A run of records
##########
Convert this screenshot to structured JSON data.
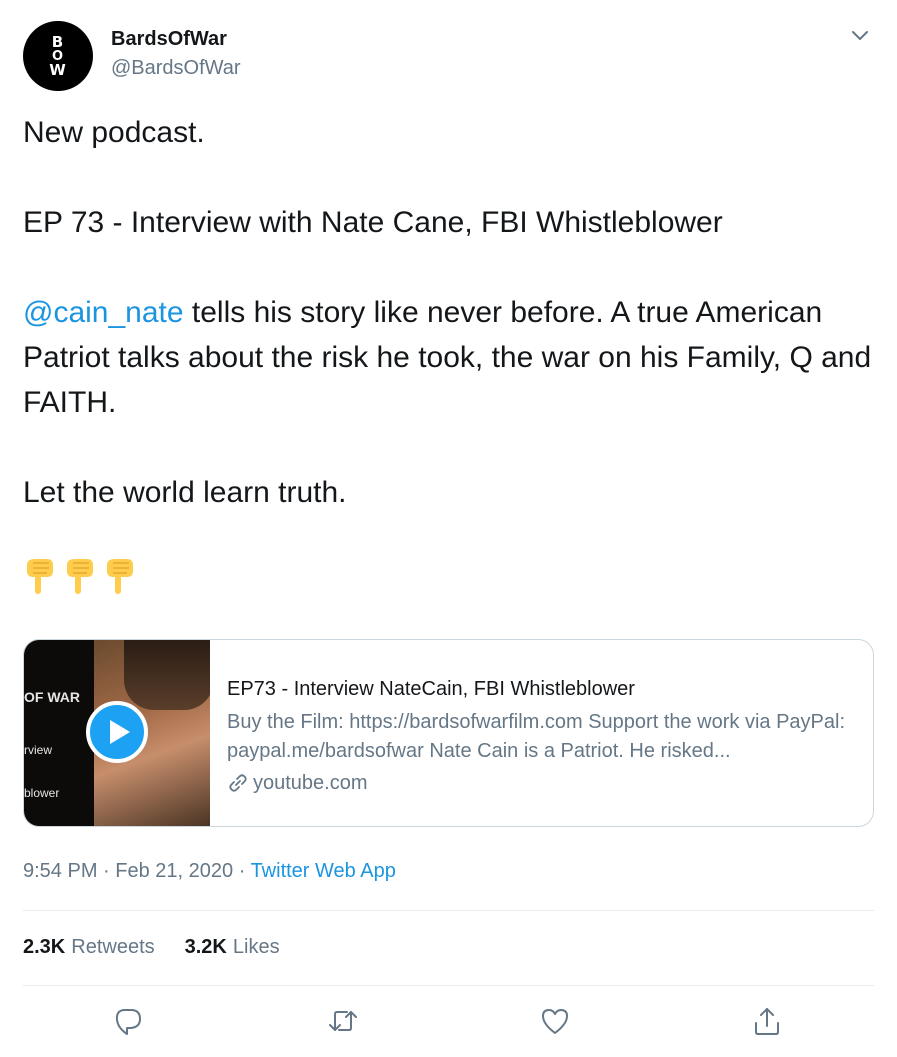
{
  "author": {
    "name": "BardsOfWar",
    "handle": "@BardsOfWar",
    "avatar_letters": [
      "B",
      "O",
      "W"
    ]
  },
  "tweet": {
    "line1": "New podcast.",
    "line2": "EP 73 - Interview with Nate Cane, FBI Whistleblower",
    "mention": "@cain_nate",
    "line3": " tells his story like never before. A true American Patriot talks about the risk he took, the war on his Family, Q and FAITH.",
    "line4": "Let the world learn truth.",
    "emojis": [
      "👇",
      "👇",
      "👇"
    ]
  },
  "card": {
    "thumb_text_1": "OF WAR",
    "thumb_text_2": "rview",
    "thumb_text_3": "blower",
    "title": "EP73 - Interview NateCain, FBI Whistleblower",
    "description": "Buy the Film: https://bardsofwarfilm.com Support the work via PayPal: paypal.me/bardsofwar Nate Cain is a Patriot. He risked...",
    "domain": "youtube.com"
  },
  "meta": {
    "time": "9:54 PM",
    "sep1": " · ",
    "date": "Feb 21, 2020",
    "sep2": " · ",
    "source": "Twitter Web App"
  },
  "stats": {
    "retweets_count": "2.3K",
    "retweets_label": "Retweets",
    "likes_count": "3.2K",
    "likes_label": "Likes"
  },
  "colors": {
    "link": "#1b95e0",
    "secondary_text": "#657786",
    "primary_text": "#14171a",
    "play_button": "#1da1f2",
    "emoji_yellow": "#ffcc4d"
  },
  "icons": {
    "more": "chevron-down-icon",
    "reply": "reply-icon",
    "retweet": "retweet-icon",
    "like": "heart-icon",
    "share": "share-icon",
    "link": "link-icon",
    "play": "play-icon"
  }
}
##########
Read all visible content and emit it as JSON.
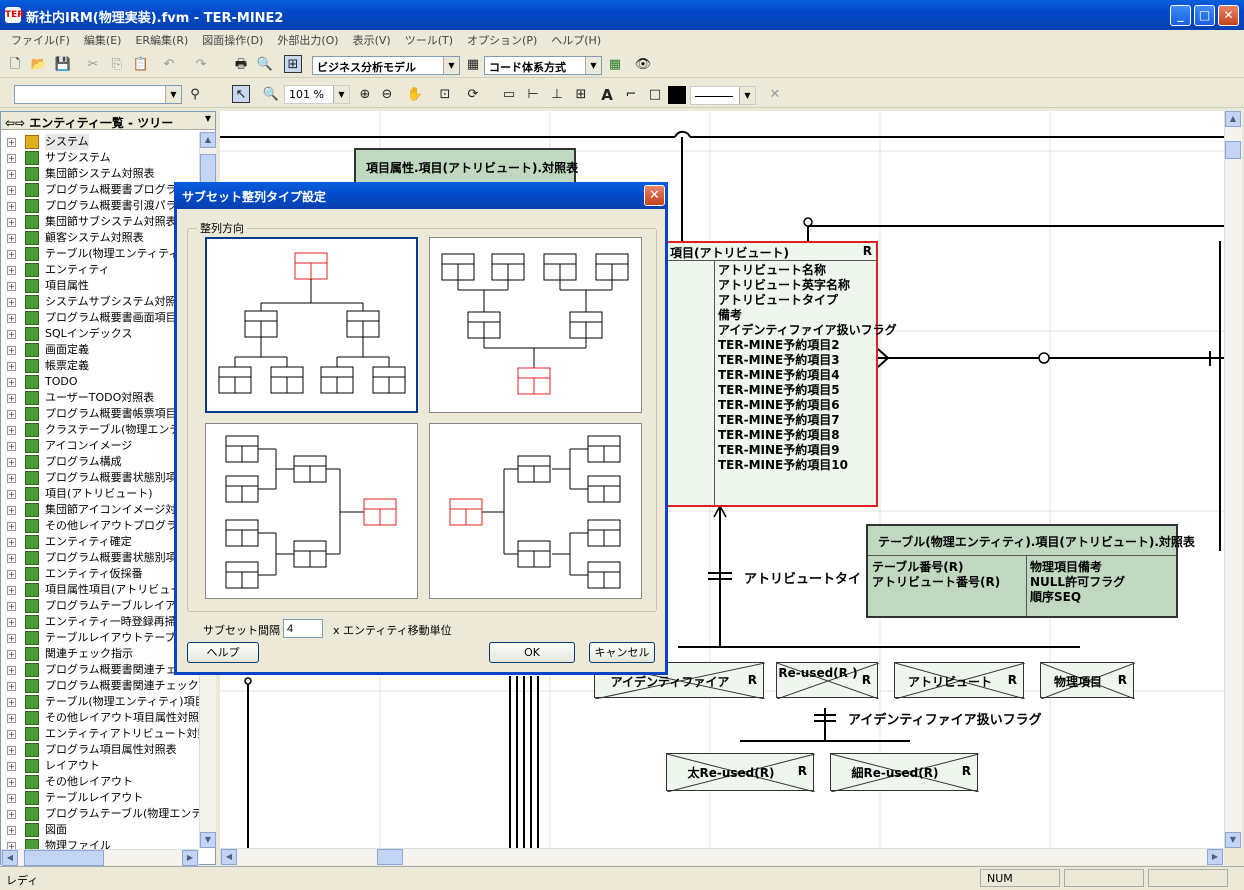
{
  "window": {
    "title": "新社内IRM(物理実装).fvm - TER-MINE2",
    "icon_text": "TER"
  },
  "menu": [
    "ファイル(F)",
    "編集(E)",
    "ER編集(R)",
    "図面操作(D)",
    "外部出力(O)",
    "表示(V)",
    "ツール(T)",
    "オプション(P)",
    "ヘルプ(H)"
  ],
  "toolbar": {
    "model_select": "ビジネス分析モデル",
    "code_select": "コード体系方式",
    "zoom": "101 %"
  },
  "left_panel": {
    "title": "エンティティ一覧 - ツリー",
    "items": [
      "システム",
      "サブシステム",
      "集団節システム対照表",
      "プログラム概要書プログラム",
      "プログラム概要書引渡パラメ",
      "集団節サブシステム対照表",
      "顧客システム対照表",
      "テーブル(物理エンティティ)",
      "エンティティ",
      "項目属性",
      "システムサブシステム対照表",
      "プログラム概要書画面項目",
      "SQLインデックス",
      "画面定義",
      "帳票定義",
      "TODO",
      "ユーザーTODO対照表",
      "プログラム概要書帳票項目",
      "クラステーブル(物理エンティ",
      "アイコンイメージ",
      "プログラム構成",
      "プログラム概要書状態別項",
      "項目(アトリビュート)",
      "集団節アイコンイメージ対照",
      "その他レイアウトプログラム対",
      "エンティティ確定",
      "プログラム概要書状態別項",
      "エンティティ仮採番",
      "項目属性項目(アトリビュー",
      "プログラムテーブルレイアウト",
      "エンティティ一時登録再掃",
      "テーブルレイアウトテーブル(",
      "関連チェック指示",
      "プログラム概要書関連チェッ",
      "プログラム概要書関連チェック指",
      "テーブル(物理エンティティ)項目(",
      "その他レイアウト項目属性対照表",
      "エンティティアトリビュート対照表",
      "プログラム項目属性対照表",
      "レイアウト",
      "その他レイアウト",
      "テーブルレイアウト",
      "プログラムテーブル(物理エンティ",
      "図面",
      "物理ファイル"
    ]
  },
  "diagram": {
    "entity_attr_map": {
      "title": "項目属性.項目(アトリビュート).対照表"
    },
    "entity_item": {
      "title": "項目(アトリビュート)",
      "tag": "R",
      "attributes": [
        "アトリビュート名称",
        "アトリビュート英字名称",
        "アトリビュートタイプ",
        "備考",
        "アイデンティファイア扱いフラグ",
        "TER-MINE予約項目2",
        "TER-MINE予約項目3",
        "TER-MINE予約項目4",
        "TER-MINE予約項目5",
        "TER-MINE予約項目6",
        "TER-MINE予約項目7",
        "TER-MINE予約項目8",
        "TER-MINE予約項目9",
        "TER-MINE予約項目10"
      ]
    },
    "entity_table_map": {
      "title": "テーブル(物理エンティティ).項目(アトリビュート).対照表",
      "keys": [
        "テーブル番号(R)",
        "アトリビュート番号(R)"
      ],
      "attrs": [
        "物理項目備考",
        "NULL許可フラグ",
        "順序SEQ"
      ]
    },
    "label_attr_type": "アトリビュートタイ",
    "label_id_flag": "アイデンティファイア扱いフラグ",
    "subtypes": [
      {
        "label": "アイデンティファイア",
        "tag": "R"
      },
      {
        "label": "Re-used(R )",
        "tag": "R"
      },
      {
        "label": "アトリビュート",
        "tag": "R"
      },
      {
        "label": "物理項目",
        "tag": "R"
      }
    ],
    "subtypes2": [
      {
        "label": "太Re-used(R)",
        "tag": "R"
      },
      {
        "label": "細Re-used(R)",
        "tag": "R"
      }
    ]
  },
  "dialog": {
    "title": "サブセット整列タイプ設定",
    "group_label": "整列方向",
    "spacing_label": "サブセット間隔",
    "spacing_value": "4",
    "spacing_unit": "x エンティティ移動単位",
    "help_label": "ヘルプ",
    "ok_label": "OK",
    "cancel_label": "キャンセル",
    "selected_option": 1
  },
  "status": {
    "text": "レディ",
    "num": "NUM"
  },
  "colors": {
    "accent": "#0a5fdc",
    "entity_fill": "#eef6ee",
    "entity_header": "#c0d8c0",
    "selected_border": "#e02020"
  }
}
##########
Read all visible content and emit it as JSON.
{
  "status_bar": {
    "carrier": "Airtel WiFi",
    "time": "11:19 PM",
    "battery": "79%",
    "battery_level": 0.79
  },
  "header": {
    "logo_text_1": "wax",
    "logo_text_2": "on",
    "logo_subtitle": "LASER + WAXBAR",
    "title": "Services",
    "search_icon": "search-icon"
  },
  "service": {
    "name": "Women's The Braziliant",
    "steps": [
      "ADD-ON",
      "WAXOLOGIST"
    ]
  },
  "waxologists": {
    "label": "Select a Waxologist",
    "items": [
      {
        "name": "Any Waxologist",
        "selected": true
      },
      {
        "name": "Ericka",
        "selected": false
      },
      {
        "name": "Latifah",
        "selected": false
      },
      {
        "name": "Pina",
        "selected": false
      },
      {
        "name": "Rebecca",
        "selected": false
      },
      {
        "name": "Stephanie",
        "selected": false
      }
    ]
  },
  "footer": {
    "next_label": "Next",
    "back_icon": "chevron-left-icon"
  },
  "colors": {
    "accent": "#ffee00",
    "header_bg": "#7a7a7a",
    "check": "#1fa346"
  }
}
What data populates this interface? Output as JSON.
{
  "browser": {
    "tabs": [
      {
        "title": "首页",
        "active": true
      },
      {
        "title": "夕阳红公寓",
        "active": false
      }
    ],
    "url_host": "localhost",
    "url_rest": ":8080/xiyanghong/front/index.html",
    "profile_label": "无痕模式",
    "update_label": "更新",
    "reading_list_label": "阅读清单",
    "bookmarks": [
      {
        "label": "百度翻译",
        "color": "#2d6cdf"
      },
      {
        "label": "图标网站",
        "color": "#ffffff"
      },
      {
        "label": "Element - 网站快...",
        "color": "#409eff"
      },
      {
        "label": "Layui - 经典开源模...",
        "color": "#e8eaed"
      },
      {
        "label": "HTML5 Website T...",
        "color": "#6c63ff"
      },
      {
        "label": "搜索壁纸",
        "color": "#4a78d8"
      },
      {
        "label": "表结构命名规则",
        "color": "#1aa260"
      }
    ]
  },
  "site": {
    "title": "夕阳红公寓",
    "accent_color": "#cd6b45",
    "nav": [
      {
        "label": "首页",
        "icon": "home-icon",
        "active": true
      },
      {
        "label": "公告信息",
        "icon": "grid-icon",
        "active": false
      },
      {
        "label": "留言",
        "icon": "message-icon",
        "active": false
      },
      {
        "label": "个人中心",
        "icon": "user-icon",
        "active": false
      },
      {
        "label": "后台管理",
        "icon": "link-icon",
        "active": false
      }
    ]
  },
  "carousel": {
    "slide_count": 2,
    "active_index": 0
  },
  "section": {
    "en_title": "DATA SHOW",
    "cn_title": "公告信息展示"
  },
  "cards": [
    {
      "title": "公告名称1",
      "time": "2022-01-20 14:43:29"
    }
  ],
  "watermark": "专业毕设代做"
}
##########
What to produce: Locate each line containing the string "アイデンティファイア扱いフラグ" and show it.

Answer in full:
        "アイデンティファイア扱いフラグ",
    "label_id_flag": "アイデンティファイア扱いフラグ",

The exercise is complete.